- _Problem details_: All of the material below is to be restated word for word, apart from the pictures.

--- start ---

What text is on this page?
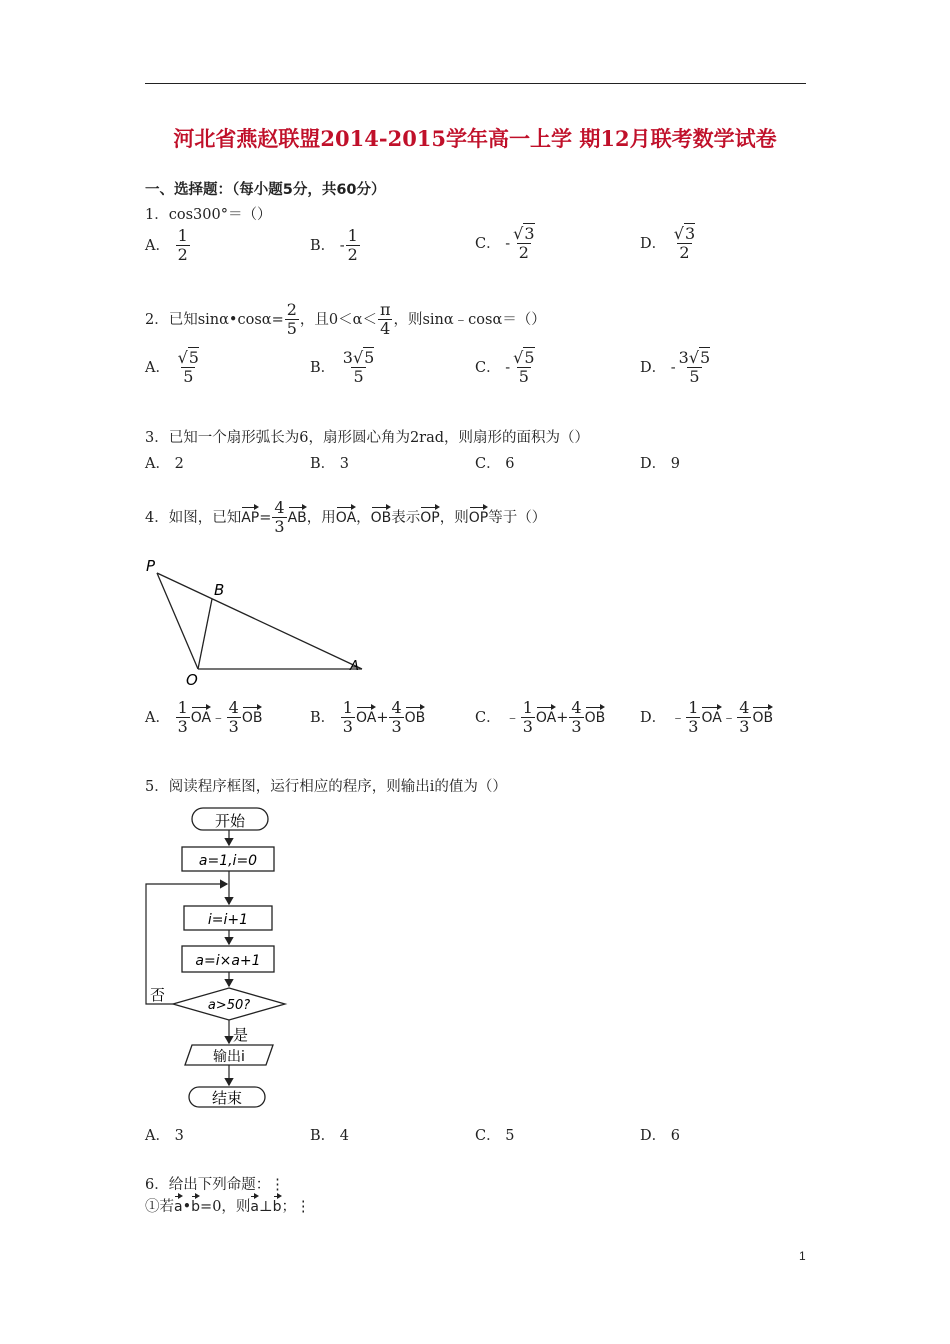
河北省燕赵联盟2014-2015学年高一上学 期12月联考数学试卷
一、选择题：（每小题5分，共60分）
1．cos300°＝（）
A． $\frac{1}{2}$	B． - $\frac{1}{2}$	C． - $\frac{√3}{2}$	D． $\frac{√3}{2}$
2．已知sinα•cosα= $\frac{2}{5}$ ，且$0<\alpha< \frac{\pi}{4}$ ，则sinα﹣cosα＝（）
A． $\frac{√5}{5}$	B． $\frac{3√5}{5}$	C． - $\frac{√5}{5}$	D． - $\frac{3√5}{5}$
3．已知一个扇形弧长为6，扇形圆心角为2rad，则扇形的面积为（）
A． 2	B． 3	C． 6	D． 9
4．如图，已知$AP= \frac{4}{3}$ AB，用OA，OB表示OP，则OP等于（）
P
B
O
A
A． $\frac{1}{3}$ OA﹣ $\frac{4}{3}$ OB	B． $\frac{1}{3} OA+ \frac{4}{3}$ OB	C． ﹣ $\frac{1}{3} OA+ \frac{4}{3}$ OB D． ﹣ $\frac{1}{3}$ OA﹣ $\frac{4}{3}$ OB
5．阅读程序框图，运行相应的程序，则输出i的值为（）
开始
a=1,i=0
i=i+1
a=i×a+1
a>50?
否
是
输出i
结束
A． 3	B． 4	C． 5	D． 6
6．给出下列命题：⋮
①若a•b=0，则a⊥b；⋮
1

--- end ---

- _Correct output_:
What text is on this page?
河北省燕赵联盟2014-2015学年高一上学 期12月联考数学试卷
一、选择题：（每小题5分，共60分）
1．cos300°＝（）
A． $\frac{1}{2}$	B． - $\frac{1}{2}$	C． - $\frac{√3}{2}$	D． $\frac{√3}{2}$
2．已知sinα•cosα= $\frac{2}{5}$ ，且$0<\alpha< \frac{\pi}{4}$ ，则sinα﹣cosα＝（）
A． $\frac{√5}{5}$	B． $\frac{3√5}{5}$	C． - $\frac{√5}{5}$	D． - $\frac{3√5}{5}$
3．已知一个扇形弧长为6，扇形圆心角为2rad，则扇形的面积为（）
A． 2	B． 3	C． 6	D． 9
4．如图，已知$AP= \frac{4}{3}$ AB，用OA，OB表示OP，则OP等于（）
P
B
O
A
A． $\frac{1}{3}$ OA﹣ $\frac{4}{3}$ OB	B． $\frac{1}{3} OA+ \frac{4}{3}$ OB	C． ﹣ $\frac{1}{3} OA+ \frac{4}{3}$ OB D． ﹣ $\frac{1}{3}$ OA﹣ $\frac{4}{3}$ OB
5．阅读程序框图，运行相应的程序，则输出i的值为（）
开始
a=1,i=0
i=i+1
a=i×a+1
a>50?
否
是
输出i
结束
A． 3	B． 4	C． 5	D． 6
6．给出下列命题：⋮
①若a•b=0，则a⊥b；⋮
1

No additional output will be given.